# START OF Dataset

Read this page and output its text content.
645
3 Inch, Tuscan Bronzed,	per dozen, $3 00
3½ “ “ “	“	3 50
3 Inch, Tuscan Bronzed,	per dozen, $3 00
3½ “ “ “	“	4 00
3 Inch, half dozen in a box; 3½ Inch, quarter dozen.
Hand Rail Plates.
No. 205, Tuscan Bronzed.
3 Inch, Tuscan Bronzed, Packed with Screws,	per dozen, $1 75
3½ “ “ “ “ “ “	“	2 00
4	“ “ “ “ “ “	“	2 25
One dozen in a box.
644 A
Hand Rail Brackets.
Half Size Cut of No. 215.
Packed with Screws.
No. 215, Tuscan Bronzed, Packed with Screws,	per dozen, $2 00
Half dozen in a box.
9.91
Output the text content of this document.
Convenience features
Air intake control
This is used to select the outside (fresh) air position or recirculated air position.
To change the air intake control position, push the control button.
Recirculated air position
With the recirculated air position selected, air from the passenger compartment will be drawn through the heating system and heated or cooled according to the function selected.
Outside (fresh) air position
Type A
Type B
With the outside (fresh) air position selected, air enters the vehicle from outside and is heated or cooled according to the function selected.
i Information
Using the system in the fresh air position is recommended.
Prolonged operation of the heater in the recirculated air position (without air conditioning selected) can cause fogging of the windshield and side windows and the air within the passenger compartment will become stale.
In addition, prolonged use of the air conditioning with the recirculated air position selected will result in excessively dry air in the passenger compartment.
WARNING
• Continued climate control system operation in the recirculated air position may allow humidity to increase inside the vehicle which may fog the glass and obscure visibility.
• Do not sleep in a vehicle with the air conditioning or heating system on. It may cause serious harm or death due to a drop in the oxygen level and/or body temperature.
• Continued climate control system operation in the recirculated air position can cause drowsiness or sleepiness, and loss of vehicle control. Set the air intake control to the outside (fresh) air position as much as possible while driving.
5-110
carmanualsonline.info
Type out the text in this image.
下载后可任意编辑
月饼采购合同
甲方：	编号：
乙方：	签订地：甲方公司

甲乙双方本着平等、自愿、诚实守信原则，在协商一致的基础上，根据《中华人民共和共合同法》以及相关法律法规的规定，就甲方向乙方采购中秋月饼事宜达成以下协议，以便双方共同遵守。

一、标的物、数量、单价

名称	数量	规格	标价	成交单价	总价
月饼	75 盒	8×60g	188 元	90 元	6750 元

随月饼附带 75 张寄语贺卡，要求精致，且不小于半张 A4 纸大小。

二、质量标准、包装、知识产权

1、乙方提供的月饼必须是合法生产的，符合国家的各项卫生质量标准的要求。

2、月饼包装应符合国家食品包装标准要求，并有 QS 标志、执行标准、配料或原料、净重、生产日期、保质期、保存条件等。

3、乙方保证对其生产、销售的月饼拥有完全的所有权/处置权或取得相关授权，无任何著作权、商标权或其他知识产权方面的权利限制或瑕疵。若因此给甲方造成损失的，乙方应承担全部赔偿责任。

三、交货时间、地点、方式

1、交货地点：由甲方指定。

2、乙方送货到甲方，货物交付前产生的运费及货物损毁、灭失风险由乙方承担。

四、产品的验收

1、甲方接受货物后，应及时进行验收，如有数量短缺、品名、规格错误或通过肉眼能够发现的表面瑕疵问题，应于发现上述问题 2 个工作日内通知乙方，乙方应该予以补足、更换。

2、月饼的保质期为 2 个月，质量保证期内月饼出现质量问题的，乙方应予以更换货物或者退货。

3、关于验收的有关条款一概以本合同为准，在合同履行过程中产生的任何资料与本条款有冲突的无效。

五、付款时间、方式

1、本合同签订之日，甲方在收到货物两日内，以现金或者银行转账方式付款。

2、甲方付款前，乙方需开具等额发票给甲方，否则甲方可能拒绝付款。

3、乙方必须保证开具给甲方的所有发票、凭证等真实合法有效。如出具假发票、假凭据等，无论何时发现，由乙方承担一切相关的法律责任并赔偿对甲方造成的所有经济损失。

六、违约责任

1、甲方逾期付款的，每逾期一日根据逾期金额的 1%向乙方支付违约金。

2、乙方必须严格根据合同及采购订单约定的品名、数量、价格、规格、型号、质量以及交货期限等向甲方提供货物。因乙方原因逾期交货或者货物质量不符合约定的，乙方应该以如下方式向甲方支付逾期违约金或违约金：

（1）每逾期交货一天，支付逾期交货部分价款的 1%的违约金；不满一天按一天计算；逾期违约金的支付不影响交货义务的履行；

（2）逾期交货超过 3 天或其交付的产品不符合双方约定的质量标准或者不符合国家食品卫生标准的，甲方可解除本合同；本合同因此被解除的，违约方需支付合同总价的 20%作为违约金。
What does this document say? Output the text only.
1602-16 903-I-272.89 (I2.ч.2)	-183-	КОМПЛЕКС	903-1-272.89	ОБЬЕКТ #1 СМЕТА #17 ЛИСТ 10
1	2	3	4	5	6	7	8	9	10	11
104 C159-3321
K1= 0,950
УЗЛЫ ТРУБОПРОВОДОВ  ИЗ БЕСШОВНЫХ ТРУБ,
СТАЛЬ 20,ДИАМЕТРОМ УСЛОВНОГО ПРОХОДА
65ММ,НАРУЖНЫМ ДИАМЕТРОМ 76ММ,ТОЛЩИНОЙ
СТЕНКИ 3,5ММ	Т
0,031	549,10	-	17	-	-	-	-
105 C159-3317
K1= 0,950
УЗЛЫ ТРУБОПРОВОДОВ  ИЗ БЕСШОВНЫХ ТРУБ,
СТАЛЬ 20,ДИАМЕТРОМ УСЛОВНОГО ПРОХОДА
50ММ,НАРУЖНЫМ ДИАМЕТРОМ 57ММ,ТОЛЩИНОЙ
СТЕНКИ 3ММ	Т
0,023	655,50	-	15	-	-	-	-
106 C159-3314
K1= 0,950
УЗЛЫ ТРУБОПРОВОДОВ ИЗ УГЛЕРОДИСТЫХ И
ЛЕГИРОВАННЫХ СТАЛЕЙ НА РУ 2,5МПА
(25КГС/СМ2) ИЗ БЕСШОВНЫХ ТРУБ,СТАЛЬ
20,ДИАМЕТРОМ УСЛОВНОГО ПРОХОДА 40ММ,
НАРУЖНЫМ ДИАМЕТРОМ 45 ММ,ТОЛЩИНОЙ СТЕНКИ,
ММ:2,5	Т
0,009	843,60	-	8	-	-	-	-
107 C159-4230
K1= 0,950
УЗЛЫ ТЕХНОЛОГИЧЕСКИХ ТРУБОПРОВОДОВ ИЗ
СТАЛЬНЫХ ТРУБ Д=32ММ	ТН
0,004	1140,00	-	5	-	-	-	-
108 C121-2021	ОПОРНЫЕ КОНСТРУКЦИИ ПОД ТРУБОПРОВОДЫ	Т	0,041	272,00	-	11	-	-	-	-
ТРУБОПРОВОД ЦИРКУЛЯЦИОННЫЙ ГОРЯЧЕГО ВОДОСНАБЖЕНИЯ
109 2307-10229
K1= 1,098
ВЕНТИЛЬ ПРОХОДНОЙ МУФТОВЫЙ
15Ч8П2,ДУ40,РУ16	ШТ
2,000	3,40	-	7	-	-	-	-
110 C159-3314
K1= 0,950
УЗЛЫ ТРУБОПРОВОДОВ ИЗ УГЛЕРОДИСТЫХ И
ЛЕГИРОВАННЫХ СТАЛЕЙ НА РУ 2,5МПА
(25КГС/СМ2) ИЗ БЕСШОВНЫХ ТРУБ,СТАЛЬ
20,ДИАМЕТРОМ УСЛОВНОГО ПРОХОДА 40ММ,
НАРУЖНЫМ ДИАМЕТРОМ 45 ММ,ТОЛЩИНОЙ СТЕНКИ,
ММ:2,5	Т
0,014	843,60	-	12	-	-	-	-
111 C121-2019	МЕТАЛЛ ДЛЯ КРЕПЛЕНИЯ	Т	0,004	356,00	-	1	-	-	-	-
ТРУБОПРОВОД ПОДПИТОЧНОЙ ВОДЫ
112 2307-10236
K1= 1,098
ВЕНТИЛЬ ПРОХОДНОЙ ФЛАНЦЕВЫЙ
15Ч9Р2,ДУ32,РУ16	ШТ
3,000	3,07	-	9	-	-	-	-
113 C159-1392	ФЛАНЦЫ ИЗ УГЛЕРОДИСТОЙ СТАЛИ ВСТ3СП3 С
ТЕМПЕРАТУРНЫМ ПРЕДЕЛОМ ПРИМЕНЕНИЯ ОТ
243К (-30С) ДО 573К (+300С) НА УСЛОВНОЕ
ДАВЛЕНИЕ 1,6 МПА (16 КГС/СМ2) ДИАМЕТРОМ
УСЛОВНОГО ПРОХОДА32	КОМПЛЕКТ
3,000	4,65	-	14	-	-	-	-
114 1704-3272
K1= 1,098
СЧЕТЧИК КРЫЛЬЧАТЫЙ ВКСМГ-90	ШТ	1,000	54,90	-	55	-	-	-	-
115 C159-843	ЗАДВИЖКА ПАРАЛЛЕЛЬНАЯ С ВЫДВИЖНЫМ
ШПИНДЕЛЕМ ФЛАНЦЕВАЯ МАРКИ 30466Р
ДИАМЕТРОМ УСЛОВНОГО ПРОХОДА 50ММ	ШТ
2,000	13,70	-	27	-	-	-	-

# END OF Dataset

### Aim
Extract every line of the records above that contains the word "control".

### Finished exercise
Air intake control
To change the air intake control position, push the control button.
• Continued climate control system operation in the recirculated air position may allow humidity to increase inside the vehicle which may fog the glass and obscure visibility.
• Continued climate control system operation in the recirculated air position can cause drowsiness or sleepiness, and loss of vehicle control. Set the air intake control to the outside (fresh) air position as much as possible while driving.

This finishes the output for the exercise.